- RECORDS FOR PROCESSING
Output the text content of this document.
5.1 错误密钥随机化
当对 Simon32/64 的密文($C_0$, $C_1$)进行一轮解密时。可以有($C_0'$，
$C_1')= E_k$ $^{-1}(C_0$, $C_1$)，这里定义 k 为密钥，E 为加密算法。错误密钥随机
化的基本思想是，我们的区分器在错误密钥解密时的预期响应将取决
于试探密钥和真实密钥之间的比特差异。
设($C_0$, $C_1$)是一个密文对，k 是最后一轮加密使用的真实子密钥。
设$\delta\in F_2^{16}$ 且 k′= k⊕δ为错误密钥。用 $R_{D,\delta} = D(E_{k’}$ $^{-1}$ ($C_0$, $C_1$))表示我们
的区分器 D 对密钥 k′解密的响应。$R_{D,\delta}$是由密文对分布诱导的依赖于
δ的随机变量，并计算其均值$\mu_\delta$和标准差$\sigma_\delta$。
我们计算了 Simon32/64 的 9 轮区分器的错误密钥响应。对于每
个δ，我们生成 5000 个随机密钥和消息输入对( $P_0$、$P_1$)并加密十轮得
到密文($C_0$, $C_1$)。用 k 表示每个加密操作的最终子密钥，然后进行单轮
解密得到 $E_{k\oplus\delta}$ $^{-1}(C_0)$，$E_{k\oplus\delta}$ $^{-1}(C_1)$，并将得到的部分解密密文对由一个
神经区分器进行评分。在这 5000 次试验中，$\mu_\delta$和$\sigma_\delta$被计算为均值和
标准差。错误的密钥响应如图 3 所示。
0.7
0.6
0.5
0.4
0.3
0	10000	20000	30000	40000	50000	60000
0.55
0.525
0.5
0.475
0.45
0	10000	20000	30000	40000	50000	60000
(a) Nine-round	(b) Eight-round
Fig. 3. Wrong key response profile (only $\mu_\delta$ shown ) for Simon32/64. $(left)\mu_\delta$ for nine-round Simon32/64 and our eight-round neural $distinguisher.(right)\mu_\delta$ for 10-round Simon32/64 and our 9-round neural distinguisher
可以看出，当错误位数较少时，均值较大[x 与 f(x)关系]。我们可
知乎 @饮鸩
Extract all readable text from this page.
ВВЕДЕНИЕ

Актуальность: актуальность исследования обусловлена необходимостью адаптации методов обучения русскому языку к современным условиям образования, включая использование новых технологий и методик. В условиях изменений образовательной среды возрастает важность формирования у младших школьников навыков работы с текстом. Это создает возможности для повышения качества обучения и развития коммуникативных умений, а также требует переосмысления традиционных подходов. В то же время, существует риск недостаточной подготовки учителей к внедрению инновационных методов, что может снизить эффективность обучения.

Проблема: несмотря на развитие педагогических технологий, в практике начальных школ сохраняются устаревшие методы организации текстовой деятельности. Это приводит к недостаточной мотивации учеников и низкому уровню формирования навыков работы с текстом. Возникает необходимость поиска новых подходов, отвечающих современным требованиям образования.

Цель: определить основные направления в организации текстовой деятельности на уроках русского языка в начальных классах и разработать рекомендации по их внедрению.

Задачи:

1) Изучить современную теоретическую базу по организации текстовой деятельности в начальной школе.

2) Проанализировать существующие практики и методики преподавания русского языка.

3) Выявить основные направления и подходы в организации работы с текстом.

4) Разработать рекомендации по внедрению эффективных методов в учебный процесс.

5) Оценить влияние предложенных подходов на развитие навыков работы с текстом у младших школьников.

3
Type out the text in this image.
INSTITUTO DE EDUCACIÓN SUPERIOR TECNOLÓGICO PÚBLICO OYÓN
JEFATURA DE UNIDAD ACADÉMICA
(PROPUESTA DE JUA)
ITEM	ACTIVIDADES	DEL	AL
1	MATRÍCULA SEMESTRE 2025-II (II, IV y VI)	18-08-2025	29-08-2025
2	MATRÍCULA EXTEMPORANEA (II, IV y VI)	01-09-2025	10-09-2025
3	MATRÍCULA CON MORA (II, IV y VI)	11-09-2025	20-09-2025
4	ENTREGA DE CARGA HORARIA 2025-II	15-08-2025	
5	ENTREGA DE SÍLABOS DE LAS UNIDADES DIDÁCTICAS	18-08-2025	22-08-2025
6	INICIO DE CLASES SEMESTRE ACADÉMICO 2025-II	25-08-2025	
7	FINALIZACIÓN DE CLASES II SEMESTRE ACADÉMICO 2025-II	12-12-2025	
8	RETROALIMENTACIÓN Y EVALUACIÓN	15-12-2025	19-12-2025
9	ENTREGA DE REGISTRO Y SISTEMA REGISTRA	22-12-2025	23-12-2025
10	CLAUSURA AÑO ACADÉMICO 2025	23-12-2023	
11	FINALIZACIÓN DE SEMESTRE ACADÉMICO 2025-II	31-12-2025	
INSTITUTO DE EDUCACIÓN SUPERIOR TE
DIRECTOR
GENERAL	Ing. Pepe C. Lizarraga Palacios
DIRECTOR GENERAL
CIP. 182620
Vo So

- THE TASK
In the entries above, find lines with "SEMESTRE" and copy each.

- WRITTEN RESPONSE
1	MATRÍCULA SEMESTRE 2025-II (II, IV y VI)	18-08-2025	29-08-2025
6	INICIO DE CLASES SEMESTRE ACADÉMICO 2025-II	25-08-2025	
7	FINALIZACIÓN DE CLASES II SEMESTRE ACADÉMICO 2025-II	12-12-2025	
11	FINALIZACIÓN DE SEMESTRE ACADÉMICO 2025-II	31-12-2025	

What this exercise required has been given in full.